Data entries:
════════════════

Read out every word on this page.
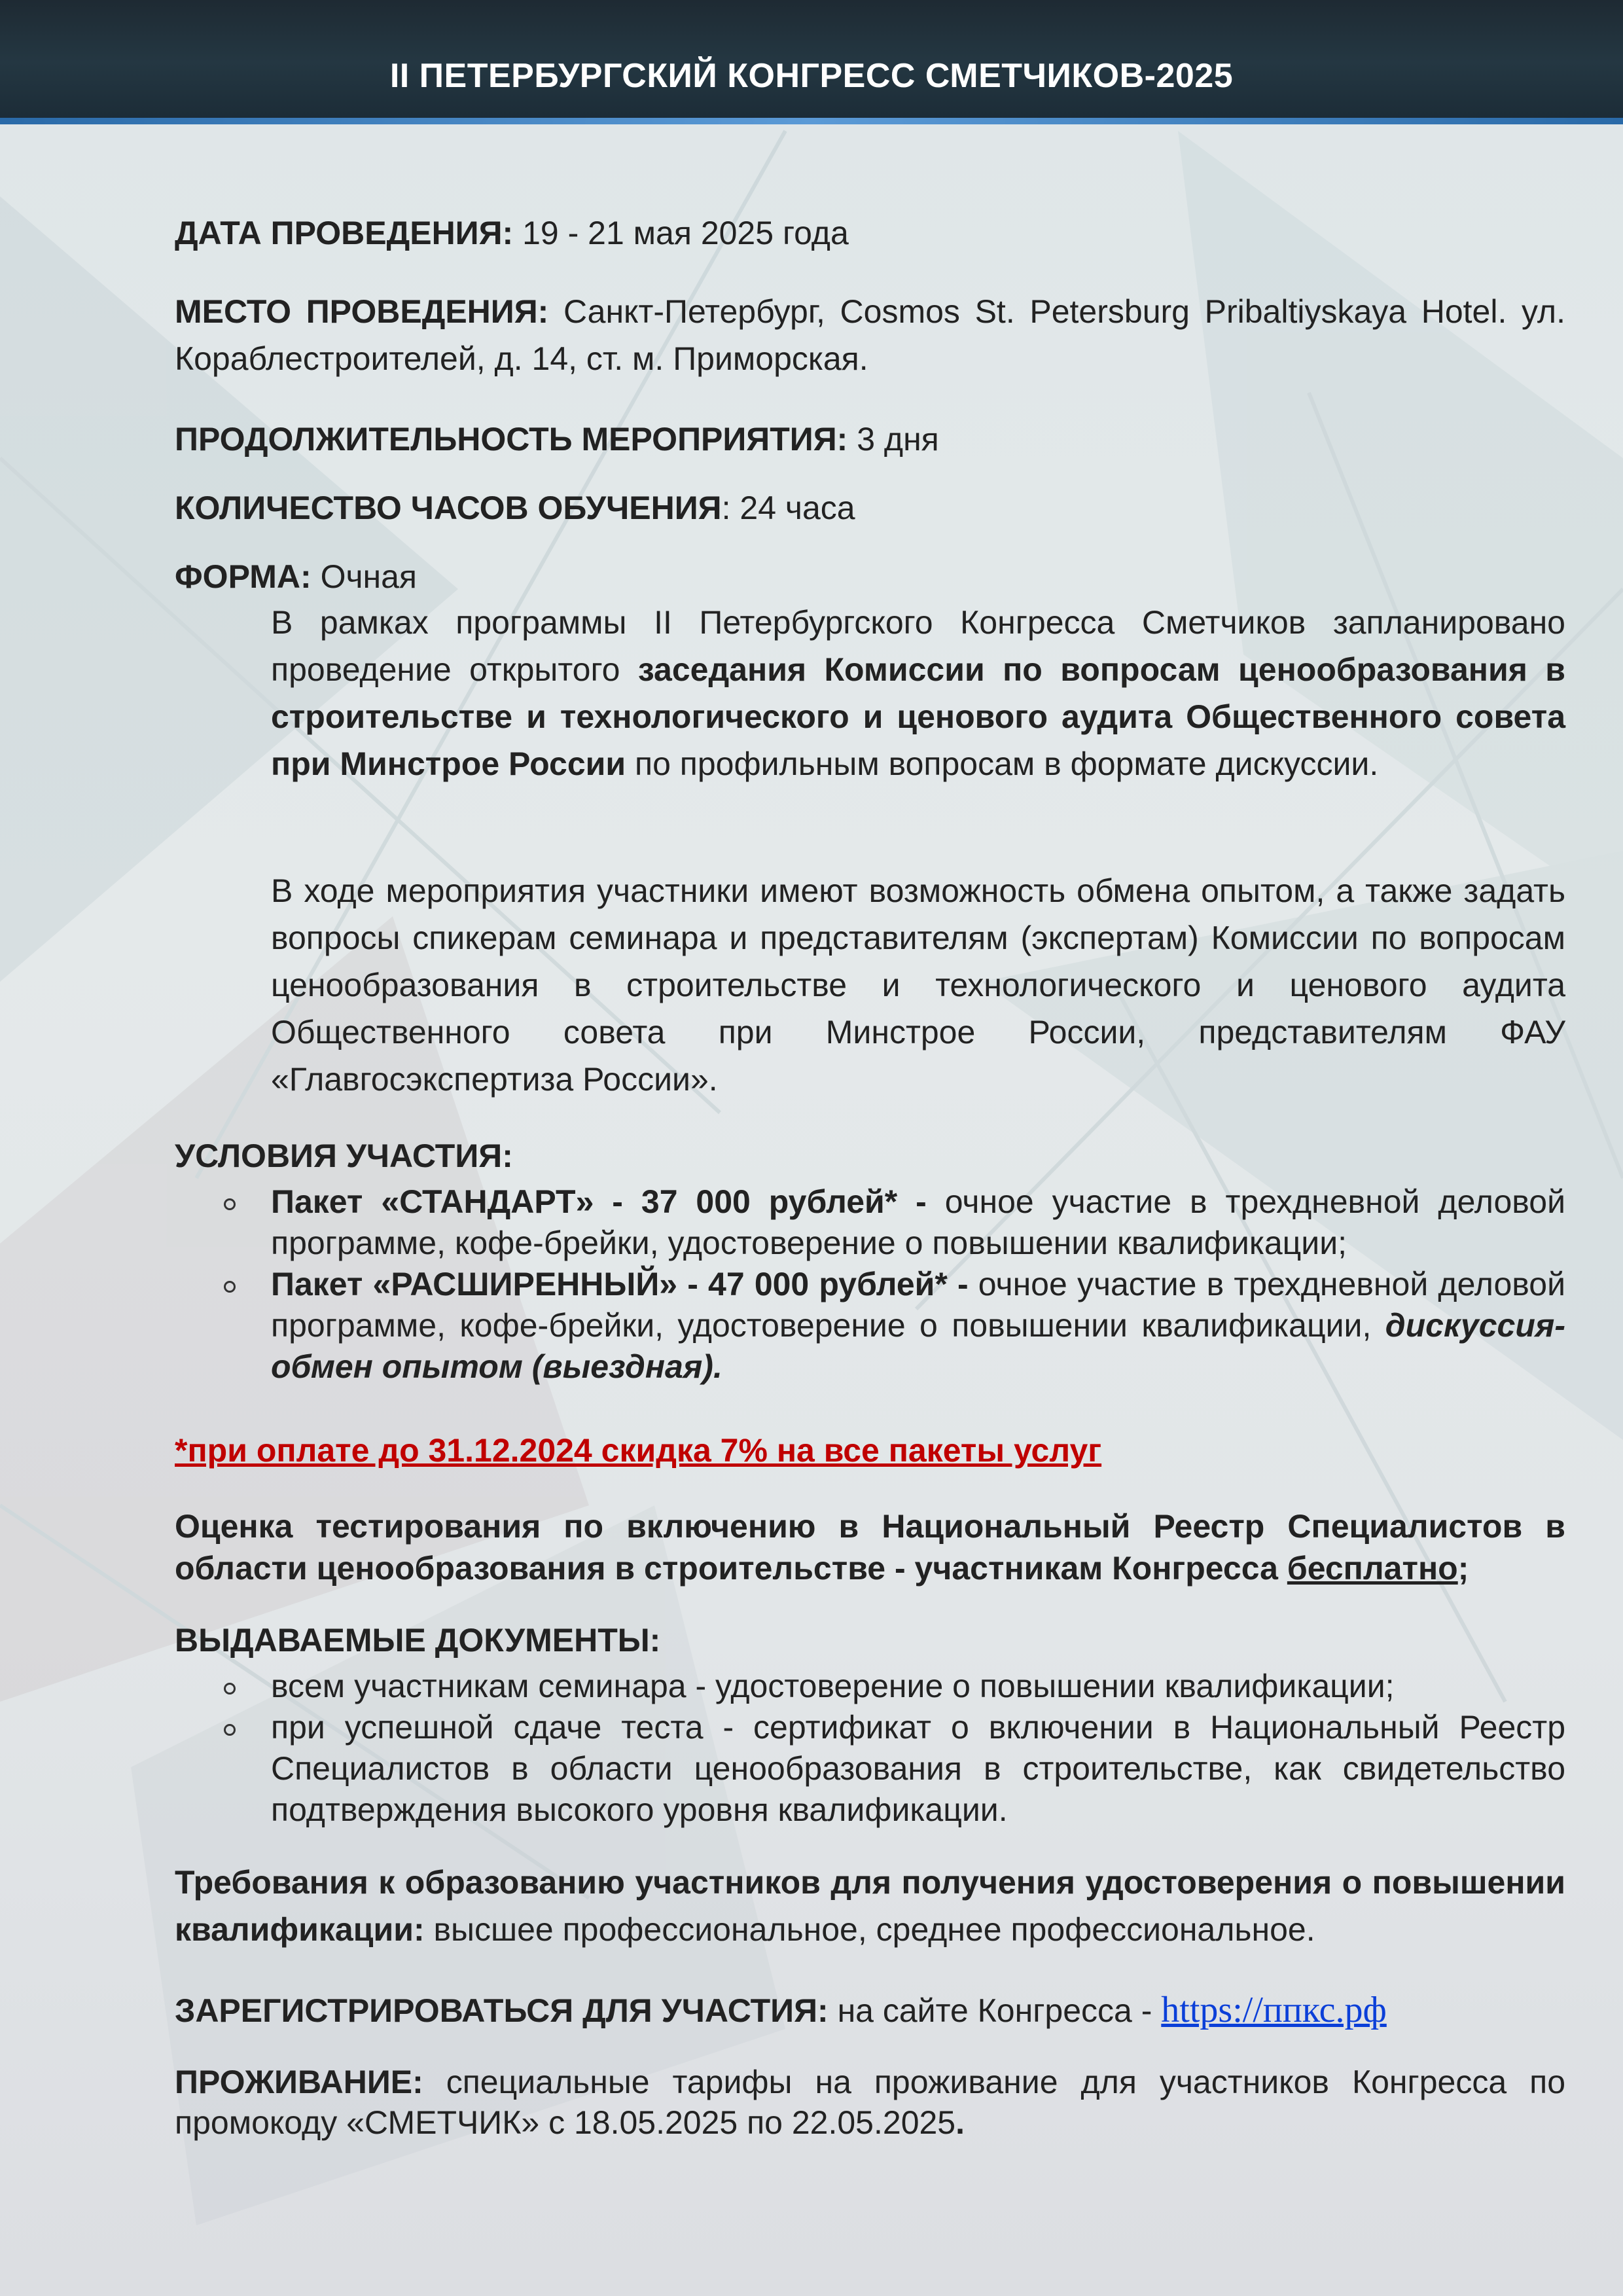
II ПЕТЕРБУРГСКИЙ КОНГРЕСС СМЕТЧИКОВ-2025

ДАТА ПРОВЕДЕНИЯ: 19 - 21 мая 2025 года

МЕСТО ПРОВЕДЕНИЯ: Санкт-Петербург, Cosmos St. Petersburg Pribaltiyskaya Hotel. ул. Кораблестроителей, д. 14, ст. м. Приморская.

ПРОДОЛЖИТЕЛЬНОСТЬ МЕРОПРИЯТИЯ: 3 дня

КОЛИЧЕСТВО ЧАСОВ ОБУЧЕНИЯ: 24 часа

ФОРМА: Очная

В рамках программы II Петербургского Конгресса Сметчиков запланировано проведение открытого заседания Комиссии по вопросам ценообразования в строительстве и технологического и ценового аудита Общественного совета при Минстрое России по профильным вопросам в формате дискуссии.

В ходе мероприятия участники имеют возможность обмена опытом, а также задать вопросы спикерам семинара и представителям (экспертам) Комиссии по вопросам ценообразования в строительстве и технологического и ценового аудита Общественного совета при Минстрое России, представителям ФАУ «Главгосэкспертиза России».

УСЛОВИЯ УЧАСТИЯ:

Пакет «СТАНДАРТ» - 37 000 рублей* - очное участие в трехдневной деловой программе, кофе-брейки, удостоверение о повышении квалификации;
Пакет «РАСШИРЕННЫЙ» - 47 000 рублей* - очное участие в трехдневной деловой программе, кофе-брейки, удостоверение о повышении квалификации, дискуссия-обмен опытом (выездная).

*при оплате до 31.12.2024 скидка 7% на все пакеты услуг

Оценка тестирования по включению в Национальный Реестр Специалистов в области ценообразования в строительстве - участникам Конгресса бесплатно;

ВЫДАВАЕМЫЕ ДОКУМЕНТЫ:

всем участникам семинара - удостоверение о повышении квалификации;
при успешной сдаче теста - сертификат о включении в Национальный Реестр Специалистов в области ценообразования в строительстве, как свидетельство подтверждения высокого уровня квалификации.

Требования к образованию участников для получения удостоверения о повышении квалификации: высшее профессиональное, среднее профессиональное.

ЗАРЕГИСТРИРОВАТЬСЯ ДЛЯ УЧАСТИЯ: на сайте Конгресса - https://ппкс.рф

ПРОЖИВАНИЕ: специальные тарифы на проживание для участников Конгресса по промокоду «СМЕТЧИК» с 18.05.2025 по 22.05.2025.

════════════════

Aim: For the material, find the number of lines holding the word "УЧАСТИЯ" and give that figure and nothing more.

Written reply: 2